Send back the entries below exactly as they appear.

####

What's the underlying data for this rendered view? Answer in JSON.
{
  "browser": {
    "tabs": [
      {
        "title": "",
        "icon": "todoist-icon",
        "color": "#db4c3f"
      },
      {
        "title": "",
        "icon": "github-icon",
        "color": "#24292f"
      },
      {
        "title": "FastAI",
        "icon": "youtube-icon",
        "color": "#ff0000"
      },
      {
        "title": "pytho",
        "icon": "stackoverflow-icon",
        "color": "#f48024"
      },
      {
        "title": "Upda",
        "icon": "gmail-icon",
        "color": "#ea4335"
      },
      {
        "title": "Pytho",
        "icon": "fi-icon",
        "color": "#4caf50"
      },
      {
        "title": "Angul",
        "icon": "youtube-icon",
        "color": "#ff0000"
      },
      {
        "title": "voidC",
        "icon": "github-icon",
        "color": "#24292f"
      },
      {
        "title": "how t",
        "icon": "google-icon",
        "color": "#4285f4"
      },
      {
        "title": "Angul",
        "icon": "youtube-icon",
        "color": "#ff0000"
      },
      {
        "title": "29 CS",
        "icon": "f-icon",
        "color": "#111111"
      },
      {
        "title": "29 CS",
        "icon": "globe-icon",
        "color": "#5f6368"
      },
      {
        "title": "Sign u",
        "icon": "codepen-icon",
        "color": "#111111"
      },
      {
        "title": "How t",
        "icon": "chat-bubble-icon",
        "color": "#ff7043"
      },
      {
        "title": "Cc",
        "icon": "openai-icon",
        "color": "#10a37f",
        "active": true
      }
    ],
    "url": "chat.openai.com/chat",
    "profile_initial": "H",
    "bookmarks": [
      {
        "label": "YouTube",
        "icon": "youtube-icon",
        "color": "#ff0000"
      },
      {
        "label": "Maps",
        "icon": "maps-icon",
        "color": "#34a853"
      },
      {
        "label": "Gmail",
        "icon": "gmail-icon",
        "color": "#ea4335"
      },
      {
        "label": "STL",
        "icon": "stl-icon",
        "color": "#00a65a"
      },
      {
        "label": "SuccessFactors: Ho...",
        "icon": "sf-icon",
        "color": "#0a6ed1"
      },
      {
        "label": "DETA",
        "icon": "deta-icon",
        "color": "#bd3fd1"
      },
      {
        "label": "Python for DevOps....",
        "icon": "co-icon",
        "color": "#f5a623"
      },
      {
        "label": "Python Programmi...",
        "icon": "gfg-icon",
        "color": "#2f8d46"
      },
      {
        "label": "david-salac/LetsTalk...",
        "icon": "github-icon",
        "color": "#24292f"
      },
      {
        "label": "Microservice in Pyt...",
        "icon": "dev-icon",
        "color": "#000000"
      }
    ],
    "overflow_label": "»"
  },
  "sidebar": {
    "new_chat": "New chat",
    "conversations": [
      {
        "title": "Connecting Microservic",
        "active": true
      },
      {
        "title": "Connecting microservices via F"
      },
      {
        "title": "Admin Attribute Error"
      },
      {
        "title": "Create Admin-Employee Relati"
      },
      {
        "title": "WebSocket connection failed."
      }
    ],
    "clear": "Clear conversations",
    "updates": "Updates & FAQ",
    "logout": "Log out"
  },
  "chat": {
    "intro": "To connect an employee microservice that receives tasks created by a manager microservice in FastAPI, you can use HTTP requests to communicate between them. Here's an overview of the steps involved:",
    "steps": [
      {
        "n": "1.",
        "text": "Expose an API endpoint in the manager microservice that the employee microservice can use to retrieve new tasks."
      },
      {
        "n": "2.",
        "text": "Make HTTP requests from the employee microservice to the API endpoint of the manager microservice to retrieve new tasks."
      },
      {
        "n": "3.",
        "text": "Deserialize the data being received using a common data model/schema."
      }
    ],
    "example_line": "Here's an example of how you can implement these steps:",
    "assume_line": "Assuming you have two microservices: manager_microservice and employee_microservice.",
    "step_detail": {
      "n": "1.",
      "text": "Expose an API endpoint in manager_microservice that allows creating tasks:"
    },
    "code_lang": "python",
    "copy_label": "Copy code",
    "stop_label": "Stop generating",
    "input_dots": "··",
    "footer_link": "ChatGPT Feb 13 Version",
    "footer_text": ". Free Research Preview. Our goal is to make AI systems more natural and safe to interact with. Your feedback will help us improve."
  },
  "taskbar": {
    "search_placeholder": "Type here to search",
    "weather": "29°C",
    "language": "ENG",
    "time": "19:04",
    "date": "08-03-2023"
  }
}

####

» **OUTPUT OF THE EXERCISE**:
What's the underlying data for this rendered view? Answer in JSON.
{
  "browser": {
    "tabs": [
      {
        "title": "",
        "icon": "todoist-icon",
        "color": "#db4c3f"
      },
      {
        "title": "",
        "icon": "github-icon",
        "color": "#24292f"
      },
      {
        "title": "FastAI",
        "icon": "youtube-icon",
        "color": "#ff0000"
      },
      {
        "title": "pytho",
        "icon": "stackoverflow-icon",
        "color": "#f48024"
      },
      {
        "title": "Upda",
        "icon": "gmail-icon",
        "color": "#ea4335"
      },
      {
        "title": "Pytho",
        "icon": "fi-icon",
        "color": "#4caf50"
      },
      {
        "title": "Angul",
        "icon": "youtube-icon",
        "color": "#ff0000"
      },
      {
        "title": "voidC",
        "icon": "github-icon",
        "color": "#24292f"
      },
      {
        "title": "how t",
        "icon": "google-icon",
        "color": "#4285f4"
      },
      {
        "title": "Angul",
        "icon": "youtube-icon",
        "color": "#ff0000"
      },
      {
        "title": "29 CS",
        "icon": "f-icon",
        "color": "#111111"
      },
      {
        "title": "29 CS",
        "icon": "globe-icon",
        "color": "#5f6368"
      },
      {
        "title": "Sign u",
        "icon": "codepen-icon",
        "color": "#111111"
      },
      {
        "title": "How t",
        "icon": "chat-bubble-icon",
        "color": "#ff7043"
      },
      {
        "title": "Cc",
        "icon": "openai-icon",
        "color": "#10a37f",
        "active": true
      }
    ],
    "url": "chat.openai.com/chat",
    "profile_initial": "H",
    "bookmarks": [
      {
        "label": "YouTube",
        "icon": "youtube-icon",
        "color": "#ff0000"
      },
      {
        "label": "Maps",
        "icon": "maps-icon",
        "color": "#34a853"
      },
      {
        "label": "Gmail",
        "icon": "gmail-icon",
        "color": "#ea4335"
      },
      {
        "label": "STL",
        "icon": "stl-icon",
        "color": "#00a65a"
      },
      {
        "label": "SuccessFactors: Ho...",
        "icon": "sf-icon",
        "color": "#0a6ed1"
      },
      {
        "label": "DETA",
        "icon": "deta-icon",
        "color": "#bd3fd1"
      },
      {
        "label": "Python for DevOps....",
        "icon": "co-icon",
        "color": "#f5a623"
      },
      {
        "label": "Python Programmi...",
        "icon": "gfg-icon",
        "color": "#2f8d46"
      },
      {
        "label": "david-salac/LetsTalk...",
        "icon": "github-icon",
        "color": "#24292f"
      },
      {
        "label": "Microservice in Pyt...",
        "icon": "dev-icon",
        "color": "#000000"
      }
    ],
    "overflow_label": "»"
  },
  "sidebar": {
    "new_chat": "New chat",
    "conversations": [
      {
        "title": "Connecting Microservic",
        "active": true
      },
      {
        "title": "Connecting microservices via F"
      },
      {
        "title": "Admin Attribute Error"
      },
      {
        "title": "Create Admin-Employee Relati"
      },
      {
        "title": "WebSocket connection failed."
      }
    ],
    "clear": "Clear conversations",
    "updates": "Updates & FAQ",
    "logout": "Log out"
  },
  "chat": {
    "intro": "To connect an employee microservice that receives tasks created by a manager microservice in FastAPI, you can use HTTP requests to communicate between them. Here's an overview of the steps involved:",
    "steps": [
      {
        "n": "1.",
        "text": "Expose an API endpoint in the manager microservice that the employee microservice can use to retrieve new tasks."
      },
      {
        "n": "2.",
        "text": "Make HTTP requests from the employee microservice to the API endpoint of the manager microservice to retrieve new tasks."
      },
      {
        "n": "3.",
        "text": "Deserialize the data being received using a common data model/schema."
      }
    ],
    "example_line": "Here's an example of how you can implement these steps:",
    "assume_line": "Assuming you have two microservices: manager_microservice and employee_microservice.",
    "step_detail": {
      "n": "1.",
      "text": "Expose an API endpoint in manager_microservice that allows creating tasks:"
    },
    "code_lang": "python",
    "copy_label": "Copy code",
    "stop_label": "Stop generating",
    "input_dots": "··",
    "footer_link": "ChatGPT Feb 13 Version",
    "footer_text": ". Free Research Preview. Our goal is to make AI systems more natural and safe to interact with. Your feedback will help us improve."
  },
  "taskbar": {
    "search_placeholder": "Type here to search",
    "weather": "29°C",
    "language": "ENG",
    "time": "19:04",
    "date": "08-03-2023"
  }
}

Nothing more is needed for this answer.